Set every record down verbatim and omit the pictures.

>>

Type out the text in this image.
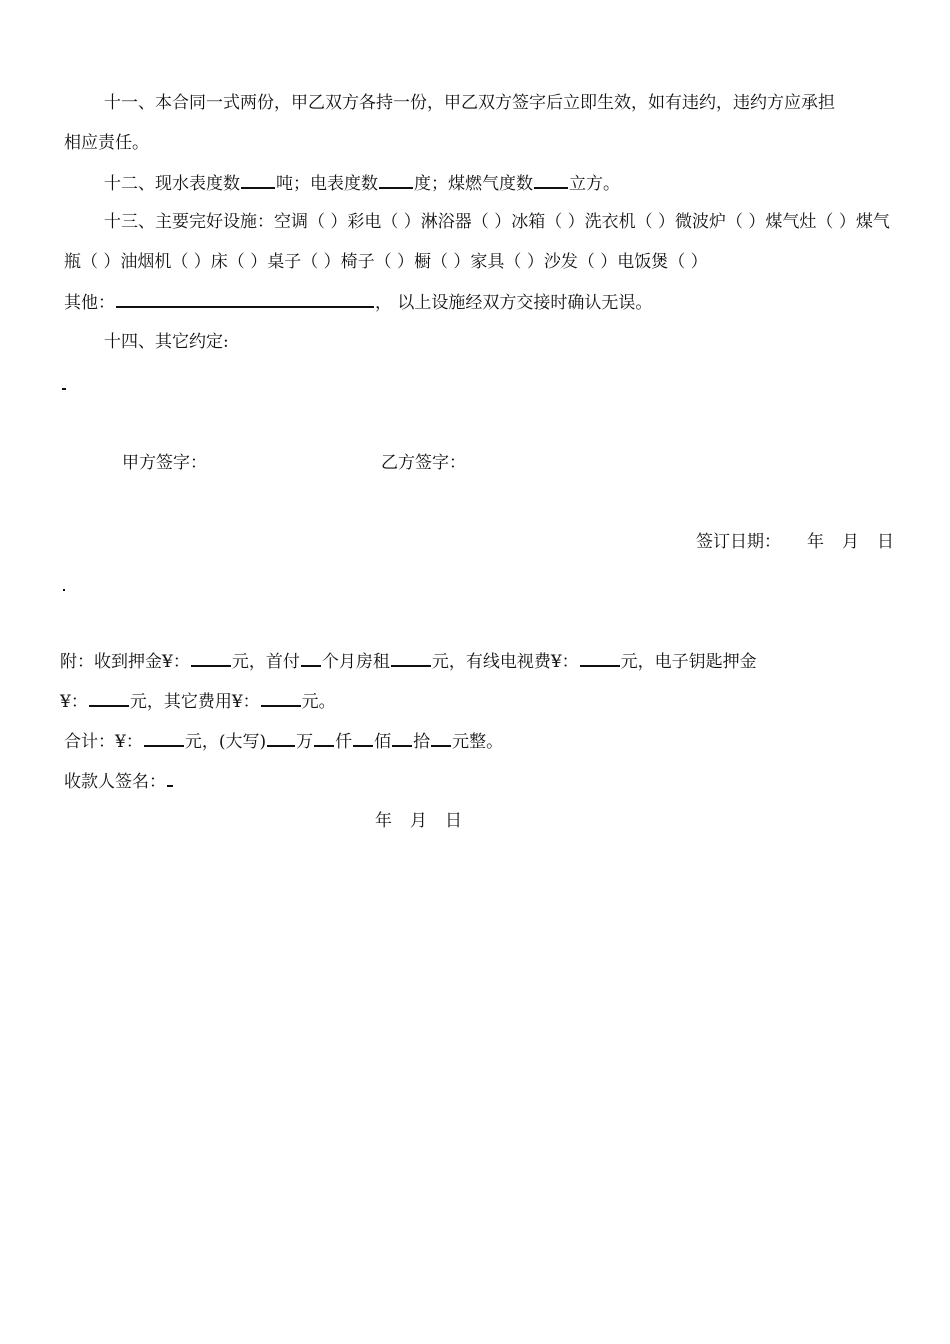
十一、本合同一式两份，甲乙双方各持一份，甲乙双方签字后立即生效，如有违约，违约方应承担
相应责任。
十二、现水表度数 吨；电表度数 度；煤燃气度数 立方。
十三、主要完好设施：空调（ ）彩电（ ）淋浴器（ ）冰箱（ ）洗衣机（ ）微波炉（ ）煤气灶（ ）煤气
瓶（ ）油烟机（ ）床（ ）桌子（ ）椅子（ ）橱（ ）家具（ ）沙发（ ）电饭煲（ ）
其他：	， 以上设施经双方交接时确认无误。
十四、其它约定:
甲方签字：	乙方签字：
签订日期： 年 月 日
附：收到押金¥： 元，首付 个月房租 元，有线电视费¥： 元，电子钥匙押金
¥： 元，其它费用¥： 元。
合计：¥： 元，(大写) 万 仟 佰 拾 元整。
收款人签名：
年 月 日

<<

> _Full answer_:
Type out the text in this image.
十一、本合同一式两份，甲乙双方各持一份，甲乙双方签字后立即生效，如有违约，违约方应承担
相应责任。
十二、现水表度数 吨；电表度数 度；煤燃气度数 立方。
十三、主要完好设施：空调（ ）彩电（ ）淋浴器（ ）冰箱（ ）洗衣机（ ）微波炉（ ）煤气灶（ ）煤气
瓶（ ）油烟机（ ）床（ ）桌子（ ）椅子（ ）橱（ ）家具（ ）沙发（ ）电饭煲（ ）
其他：	， 以上设施经双方交接时确认无误。
十四、其它约定:
甲方签字：	乙方签字：
签订日期： 年 月 日
附：收到押金¥： 元，首付 个月房租 元，有线电视费¥： 元，电子钥匙押金
¥： 元，其它费用¥： 元。
合计：¥： 元，(大写) 万 仟 佰 拾 元整。
收款人签名：
年 月 日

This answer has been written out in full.